Look through the records below and collect all lines that hold the string "lights".

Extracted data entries
#####

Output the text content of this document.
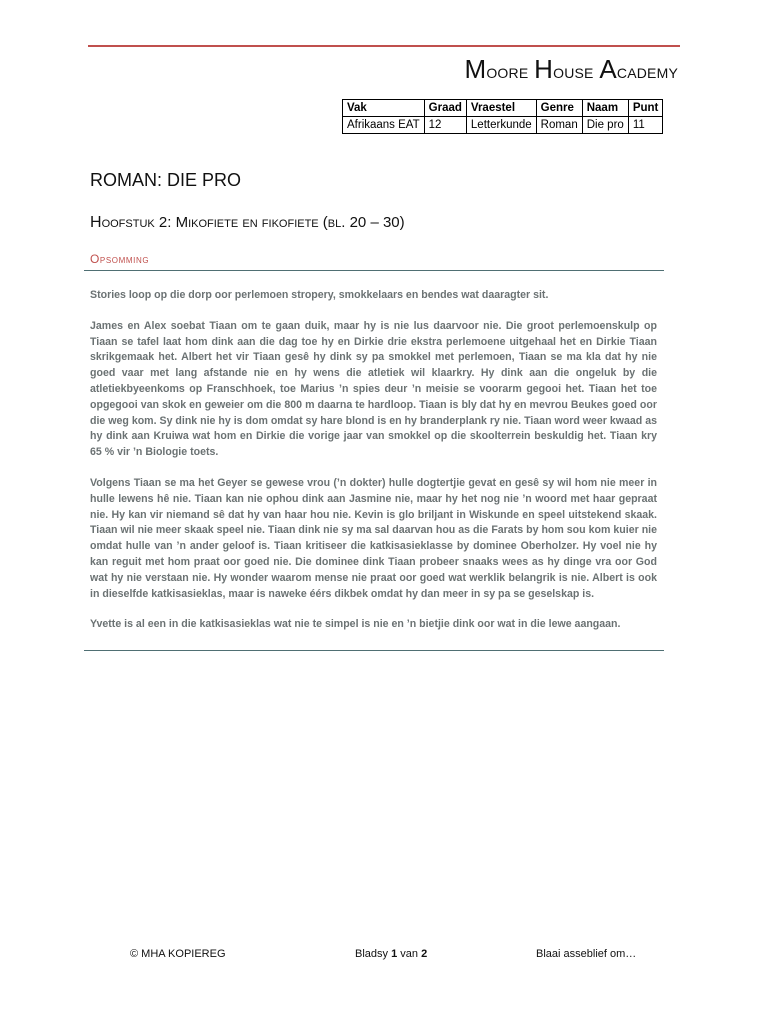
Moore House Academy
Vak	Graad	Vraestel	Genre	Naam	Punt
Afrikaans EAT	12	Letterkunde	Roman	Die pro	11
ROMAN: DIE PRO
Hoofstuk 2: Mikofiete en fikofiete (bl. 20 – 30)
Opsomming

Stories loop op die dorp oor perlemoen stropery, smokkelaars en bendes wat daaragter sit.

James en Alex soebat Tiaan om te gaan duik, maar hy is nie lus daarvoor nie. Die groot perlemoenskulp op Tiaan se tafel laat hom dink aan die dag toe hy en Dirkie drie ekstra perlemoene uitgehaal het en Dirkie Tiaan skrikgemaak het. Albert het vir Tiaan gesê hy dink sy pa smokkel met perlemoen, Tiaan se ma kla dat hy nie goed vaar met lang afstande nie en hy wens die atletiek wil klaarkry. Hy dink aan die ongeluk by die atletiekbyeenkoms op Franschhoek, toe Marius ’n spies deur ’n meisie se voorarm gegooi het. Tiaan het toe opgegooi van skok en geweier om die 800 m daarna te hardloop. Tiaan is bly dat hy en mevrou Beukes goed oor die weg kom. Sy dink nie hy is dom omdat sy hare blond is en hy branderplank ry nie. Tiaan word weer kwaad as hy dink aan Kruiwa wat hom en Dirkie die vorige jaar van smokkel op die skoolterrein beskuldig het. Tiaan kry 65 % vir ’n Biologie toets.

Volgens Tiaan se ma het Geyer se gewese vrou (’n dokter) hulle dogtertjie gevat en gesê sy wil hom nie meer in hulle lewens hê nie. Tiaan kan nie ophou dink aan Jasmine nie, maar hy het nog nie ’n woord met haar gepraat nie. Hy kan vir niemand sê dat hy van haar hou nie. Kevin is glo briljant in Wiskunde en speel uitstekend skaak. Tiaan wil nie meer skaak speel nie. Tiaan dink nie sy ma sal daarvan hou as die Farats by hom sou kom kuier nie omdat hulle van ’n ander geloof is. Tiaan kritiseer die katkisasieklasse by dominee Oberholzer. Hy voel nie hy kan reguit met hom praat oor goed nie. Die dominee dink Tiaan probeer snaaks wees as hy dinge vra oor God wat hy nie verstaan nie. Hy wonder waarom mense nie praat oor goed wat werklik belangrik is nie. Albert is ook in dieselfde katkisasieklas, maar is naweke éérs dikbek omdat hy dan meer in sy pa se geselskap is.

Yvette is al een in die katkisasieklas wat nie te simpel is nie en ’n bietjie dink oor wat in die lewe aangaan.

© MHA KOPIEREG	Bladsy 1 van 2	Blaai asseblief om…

#####

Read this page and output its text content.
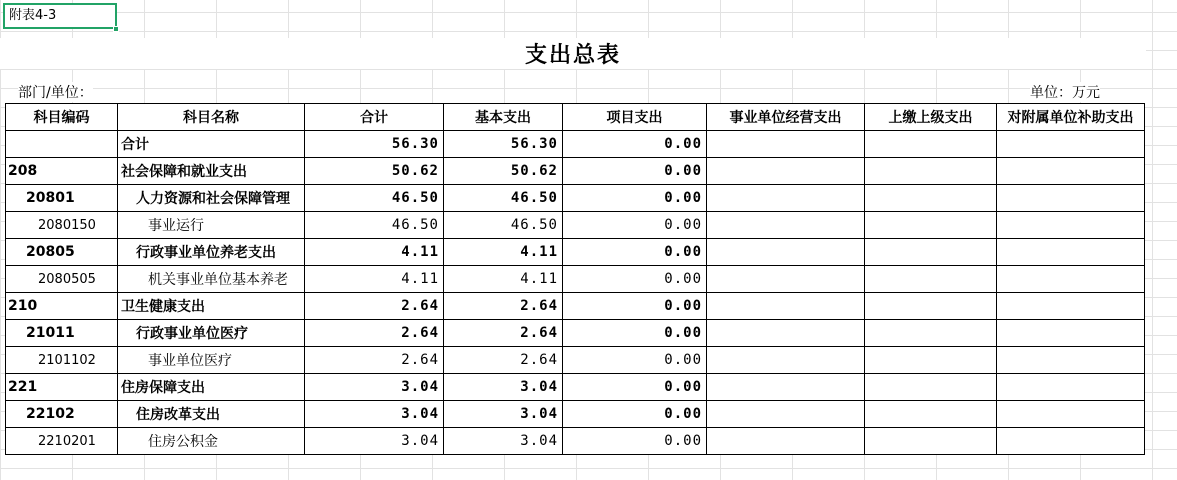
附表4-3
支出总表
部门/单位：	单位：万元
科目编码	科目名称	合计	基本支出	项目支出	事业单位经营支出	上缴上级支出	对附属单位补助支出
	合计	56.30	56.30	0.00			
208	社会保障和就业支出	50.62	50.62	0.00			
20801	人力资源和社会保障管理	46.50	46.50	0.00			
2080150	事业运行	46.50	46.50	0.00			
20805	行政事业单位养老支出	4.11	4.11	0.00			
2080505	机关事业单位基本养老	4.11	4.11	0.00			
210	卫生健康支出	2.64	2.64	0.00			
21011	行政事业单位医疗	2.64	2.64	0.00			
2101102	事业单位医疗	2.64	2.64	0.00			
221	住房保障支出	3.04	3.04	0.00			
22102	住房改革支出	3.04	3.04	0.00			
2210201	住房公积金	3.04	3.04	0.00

#####

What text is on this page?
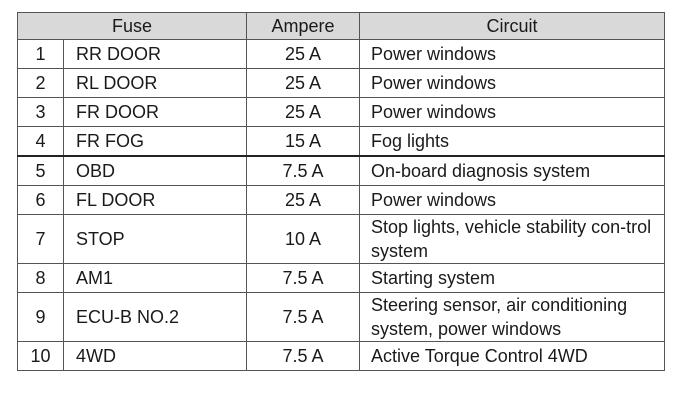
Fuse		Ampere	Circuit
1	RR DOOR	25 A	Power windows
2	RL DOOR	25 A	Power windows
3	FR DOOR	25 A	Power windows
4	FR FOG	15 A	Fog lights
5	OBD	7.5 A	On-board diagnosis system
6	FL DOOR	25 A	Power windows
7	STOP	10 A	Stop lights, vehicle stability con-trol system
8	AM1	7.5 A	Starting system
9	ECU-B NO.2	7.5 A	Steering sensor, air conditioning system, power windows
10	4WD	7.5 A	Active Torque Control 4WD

#####

- [OUTPUT FOR THIS EXERCISE]
4	FR FOG	15 A	Fog lights
7	STOP	10 A	Stop lights, vehicle stability con-trol system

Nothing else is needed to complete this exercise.